*Exercise objective*. Every record here should be printed again exactly.

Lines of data
"""

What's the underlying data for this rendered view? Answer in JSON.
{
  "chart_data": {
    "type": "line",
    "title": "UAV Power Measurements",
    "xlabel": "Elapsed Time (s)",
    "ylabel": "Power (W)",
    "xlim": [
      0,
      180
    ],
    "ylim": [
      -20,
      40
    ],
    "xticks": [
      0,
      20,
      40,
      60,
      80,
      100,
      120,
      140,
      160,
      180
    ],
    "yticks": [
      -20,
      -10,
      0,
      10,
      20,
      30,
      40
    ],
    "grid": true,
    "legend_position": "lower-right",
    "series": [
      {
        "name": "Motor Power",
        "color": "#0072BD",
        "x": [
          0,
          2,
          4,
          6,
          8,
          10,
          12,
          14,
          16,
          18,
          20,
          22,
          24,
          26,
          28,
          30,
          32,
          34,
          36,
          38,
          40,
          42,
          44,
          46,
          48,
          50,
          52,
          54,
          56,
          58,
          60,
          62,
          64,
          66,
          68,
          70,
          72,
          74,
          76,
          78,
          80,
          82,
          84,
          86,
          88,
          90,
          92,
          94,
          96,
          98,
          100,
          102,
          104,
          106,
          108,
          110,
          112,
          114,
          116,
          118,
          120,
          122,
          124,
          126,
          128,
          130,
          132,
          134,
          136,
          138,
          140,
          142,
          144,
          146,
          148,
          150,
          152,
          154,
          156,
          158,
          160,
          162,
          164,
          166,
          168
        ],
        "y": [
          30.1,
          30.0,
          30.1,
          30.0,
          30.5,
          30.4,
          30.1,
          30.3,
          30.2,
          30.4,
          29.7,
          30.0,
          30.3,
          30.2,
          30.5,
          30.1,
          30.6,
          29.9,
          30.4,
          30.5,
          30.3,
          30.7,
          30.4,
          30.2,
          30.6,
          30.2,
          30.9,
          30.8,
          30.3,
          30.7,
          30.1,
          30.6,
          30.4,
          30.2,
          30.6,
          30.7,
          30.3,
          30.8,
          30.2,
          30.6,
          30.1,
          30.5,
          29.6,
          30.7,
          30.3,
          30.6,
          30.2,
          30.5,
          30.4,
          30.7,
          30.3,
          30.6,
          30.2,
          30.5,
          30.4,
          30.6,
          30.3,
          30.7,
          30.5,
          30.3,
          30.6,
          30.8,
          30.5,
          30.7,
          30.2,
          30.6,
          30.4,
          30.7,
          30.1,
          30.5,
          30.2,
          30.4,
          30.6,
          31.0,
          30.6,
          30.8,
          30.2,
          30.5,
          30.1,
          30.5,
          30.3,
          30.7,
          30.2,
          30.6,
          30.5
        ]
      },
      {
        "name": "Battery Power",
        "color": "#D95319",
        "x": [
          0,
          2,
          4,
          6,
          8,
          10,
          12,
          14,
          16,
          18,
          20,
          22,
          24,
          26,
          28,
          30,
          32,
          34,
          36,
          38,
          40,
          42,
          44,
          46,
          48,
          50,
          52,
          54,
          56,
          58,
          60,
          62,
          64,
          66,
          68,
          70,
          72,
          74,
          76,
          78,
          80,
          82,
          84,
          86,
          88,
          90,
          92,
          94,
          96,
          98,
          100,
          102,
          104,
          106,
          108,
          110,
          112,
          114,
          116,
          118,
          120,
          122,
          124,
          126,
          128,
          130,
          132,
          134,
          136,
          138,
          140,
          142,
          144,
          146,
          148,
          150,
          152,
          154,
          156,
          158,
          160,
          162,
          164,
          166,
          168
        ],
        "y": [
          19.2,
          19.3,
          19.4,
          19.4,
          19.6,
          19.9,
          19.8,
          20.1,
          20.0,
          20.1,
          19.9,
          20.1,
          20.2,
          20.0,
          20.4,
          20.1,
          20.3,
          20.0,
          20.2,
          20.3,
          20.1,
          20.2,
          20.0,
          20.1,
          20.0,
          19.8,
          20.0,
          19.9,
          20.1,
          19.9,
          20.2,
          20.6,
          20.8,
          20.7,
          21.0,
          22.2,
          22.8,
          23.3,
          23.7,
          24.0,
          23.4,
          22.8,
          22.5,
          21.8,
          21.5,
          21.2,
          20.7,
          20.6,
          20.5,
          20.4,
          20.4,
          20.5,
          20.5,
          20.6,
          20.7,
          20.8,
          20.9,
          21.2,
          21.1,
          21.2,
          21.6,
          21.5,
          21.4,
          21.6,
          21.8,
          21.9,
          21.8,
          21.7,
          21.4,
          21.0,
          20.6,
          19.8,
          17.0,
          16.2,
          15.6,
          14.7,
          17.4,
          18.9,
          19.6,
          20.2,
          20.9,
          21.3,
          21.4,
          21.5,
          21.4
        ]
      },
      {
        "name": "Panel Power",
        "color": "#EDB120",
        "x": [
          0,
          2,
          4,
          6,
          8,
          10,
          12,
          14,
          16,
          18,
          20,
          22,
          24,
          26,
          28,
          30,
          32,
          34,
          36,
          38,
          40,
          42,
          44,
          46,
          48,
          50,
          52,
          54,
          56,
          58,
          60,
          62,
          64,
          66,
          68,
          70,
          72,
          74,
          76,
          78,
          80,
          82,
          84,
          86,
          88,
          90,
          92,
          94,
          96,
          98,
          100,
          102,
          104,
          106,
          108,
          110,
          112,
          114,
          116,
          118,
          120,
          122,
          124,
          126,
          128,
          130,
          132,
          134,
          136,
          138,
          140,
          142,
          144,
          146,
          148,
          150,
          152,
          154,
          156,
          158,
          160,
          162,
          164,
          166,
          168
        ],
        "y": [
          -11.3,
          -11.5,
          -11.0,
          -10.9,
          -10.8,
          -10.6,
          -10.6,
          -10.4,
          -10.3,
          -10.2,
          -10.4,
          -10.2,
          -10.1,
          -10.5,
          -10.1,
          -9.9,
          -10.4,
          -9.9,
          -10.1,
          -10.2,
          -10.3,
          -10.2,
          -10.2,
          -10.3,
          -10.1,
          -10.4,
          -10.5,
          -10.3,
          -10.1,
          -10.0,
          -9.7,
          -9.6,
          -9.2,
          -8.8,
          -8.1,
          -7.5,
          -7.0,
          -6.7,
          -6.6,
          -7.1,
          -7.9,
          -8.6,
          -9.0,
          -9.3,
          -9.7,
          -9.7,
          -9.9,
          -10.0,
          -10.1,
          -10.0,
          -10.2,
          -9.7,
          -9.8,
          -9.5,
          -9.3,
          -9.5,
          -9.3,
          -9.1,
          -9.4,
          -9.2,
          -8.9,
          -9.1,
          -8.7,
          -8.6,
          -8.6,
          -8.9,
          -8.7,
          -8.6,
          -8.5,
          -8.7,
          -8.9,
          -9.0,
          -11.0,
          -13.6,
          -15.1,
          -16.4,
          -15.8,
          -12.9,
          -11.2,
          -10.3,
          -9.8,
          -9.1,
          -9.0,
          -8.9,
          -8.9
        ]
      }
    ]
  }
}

"""

*Reply*.
What's the underlying data for this rendered view? Answer in JSON.
{
  "chart_data": {
    "type": "line",
    "title": "UAV Power Measurements",
    "xlabel": "Elapsed Time (s)",
    "ylabel": "Power (W)",
    "xlim": [
      0,
      180
    ],
    "ylim": [
      -20,
      40
    ],
    "xticks": [
      0,
      20,
      40,
      60,
      80,
      100,
      120,
      140,
      160,
      180
    ],
    "yticks": [
      -20,
      -10,
      0,
      10,
      20,
      30,
      40
    ],
    "grid": true,
    "legend_position": "lower-right",
    "series": [
      {
        "name": "Motor Power",
        "color": "#0072BD",
        "x": [
          0,
          2,
          4,
          6,
          8,
          10,
          12,
          14,
          16,
          18,
          20,
          22,
          24,
          26,
          28,
          30,
          32,
          34,
          36,
          38,
          40,
          42,
          44,
          46,
          48,
          50,
          52,
          54,
          56,
          58,
          60,
          62,
          64,
          66,
          68,
          70,
          72,
          74,
          76,
          78,
          80,
          82,
          84,
          86,
          88,
          90,
          92,
          94,
          96,
          98,
          100,
          102,
          104,
          106,
          108,
          110,
          112,
          114,
          116,
          118,
          120,
          122,
          124,
          126,
          128,
          130,
          132,
          134,
          136,
          138,
          140,
          142,
          144,
          146,
          148,
          150,
          152,
          154,
          156,
          158,
          160,
          162,
          164,
          166,
          168
        ],
        "y": [
          30.1,
          30.0,
          30.1,
          30.0,
          30.5,
          30.4,
          30.1,
          30.3,
          30.2,
          30.4,
          29.7,
          30.0,
          30.3,
          30.2,
          30.5,
          30.1,
          30.6,
          29.9,
          30.4,
          30.5,
          30.3,
          30.7,
          30.4,
          30.2,
          30.6,
          30.2,
          30.9,
          30.8,
          30.3,
          30.7,
          30.1,
          30.6,
          30.4,
          30.2,
          30.6,
          30.7,
          30.3,
          30.8,
          30.2,
          30.6,
          30.1,
          30.5,
          29.6,
          30.7,
          30.3,
          30.6,
          30.2,
          30.5,
          30.4,
          30.7,
          30.3,
          30.6,
          30.2,
          30.5,
          30.4,
          30.6,
          30.3,
          30.7,
          30.5,
          30.3,
          30.6,
          30.8,
          30.5,
          30.7,
          30.2,
          30.6,
          30.4,
          30.7,
          30.1,
          30.5,
          30.2,
          30.4,
          30.6,
          31.0,
          30.6,
          30.8,
          30.2,
          30.5,
          30.1,
          30.5,
          30.3,
          30.7,
          30.2,
          30.6,
          30.5
        ]
      },
      {
        "name": "Battery Power",
        "color": "#D95319",
        "x": [
          0,
          2,
          4,
          6,
          8,
          10,
          12,
          14,
          16,
          18,
          20,
          22,
          24,
          26,
          28,
          30,
          32,
          34,
          36,
          38,
          40,
          42,
          44,
          46,
          48,
          50,
          52,
          54,
          56,
          58,
          60,
          62,
          64,
          66,
          68,
          70,
          72,
          74,
          76,
          78,
          80,
          82,
          84,
          86,
          88,
          90,
          92,
          94,
          96,
          98,
          100,
          102,
          104,
          106,
          108,
          110,
          112,
          114,
          116,
          118,
          120,
          122,
          124,
          126,
          128,
          130,
          132,
          134,
          136,
          138,
          140,
          142,
          144,
          146,
          148,
          150,
          152,
          154,
          156,
          158,
          160,
          162,
          164,
          166,
          168
        ],
        "y": [
          19.2,
          19.3,
          19.4,
          19.4,
          19.6,
          19.9,
          19.8,
          20.1,
          20.0,
          20.1,
          19.9,
          20.1,
          20.2,
          20.0,
          20.4,
          20.1,
          20.3,
          20.0,
          20.2,
          20.3,
          20.1,
          20.2,
          20.0,
          20.1,
          20.0,
          19.8,
          20.0,
          19.9,
          20.1,
          19.9,
          20.2,
          20.6,
          20.8,
          20.7,
          21.0,
          22.2,
          22.8,
          23.3,
          23.7,
          24.0,
          23.4,
          22.8,
          22.5,
          21.8,
          21.5,
          21.2,
          20.7,
          20.6,
          20.5,
          20.4,
          20.4,
          20.5,
          20.5,
          20.6,
          20.7,
          20.8,
          20.9,
          21.2,
          21.1,
          21.2,
          21.6,
          21.5,
          21.4,
          21.6,
          21.8,
          21.9,
          21.8,
          21.7,
          21.4,
          21.0,
          20.6,
          19.8,
          17.0,
          16.2,
          15.6,
          14.7,
          17.4,
          18.9,
          19.6,
          20.2,
          20.9,
          21.3,
          21.4,
          21.5,
          21.4
        ]
      },
      {
        "name": "Panel Power",
        "color": "#EDB120",
        "x": [
          0,
          2,
          4,
          6,
          8,
          10,
          12,
          14,
          16,
          18,
          20,
          22,
          24,
          26,
          28,
          30,
          32,
          34,
          36,
          38,
          40,
          42,
          44,
          46,
          48,
          50,
          52,
          54,
          56,
          58,
          60,
          62,
          64,
          66,
          68,
          70,
          72,
          74,
          76,
          78,
          80,
          82,
          84,
          86,
          88,
          90,
          92,
          94,
          96,
          98,
          100,
          102,
          104,
          106,
          108,
          110,
          112,
          114,
          116,
          118,
          120,
          122,
          124,
          126,
          128,
          130,
          132,
          134,
          136,
          138,
          140,
          142,
          144,
          146,
          148,
          150,
          152,
          154,
          156,
          158,
          160,
          162,
          164,
          166,
          168
        ],
        "y": [
          -11.3,
          -11.5,
          -11.0,
          -10.9,
          -10.8,
          -10.6,
          -10.6,
          -10.4,
          -10.3,
          -10.2,
          -10.4,
          -10.2,
          -10.1,
          -10.5,
          -10.1,
          -9.9,
          -10.4,
          -9.9,
          -10.1,
          -10.2,
          -10.3,
          -10.2,
          -10.2,
          -10.3,
          -10.1,
          -10.4,
          -10.5,
          -10.3,
          -10.1,
          -10.0,
          -9.7,
          -9.6,
          -9.2,
          -8.8,
          -8.1,
          -7.5,
          -7.0,
          -6.7,
          -6.6,
          -7.1,
          -7.9,
          -8.6,
          -9.0,
          -9.3,
          -9.7,
          -9.7,
          -9.9,
          -10.0,
          -10.1,
          -10.0,
          -10.2,
          -9.7,
          -9.8,
          -9.5,
          -9.3,
          -9.5,
          -9.3,
          -9.1,
          -9.4,
          -9.2,
          -8.9,
          -9.1,
          -8.7,
          -8.6,
          -8.6,
          -8.9,
          -8.7,
          -8.6,
          -8.5,
          -8.7,
          -8.9,
          -9.0,
          -11.0,
          -13.6,
          -15.1,
          -16.4,
          -15.8,
          -12.9,
          -11.2,
          -10.3,
          -9.8,
          -9.1,
          -9.0,
          -8.9,
          -8.9
        ]
      }
    ]
  }
}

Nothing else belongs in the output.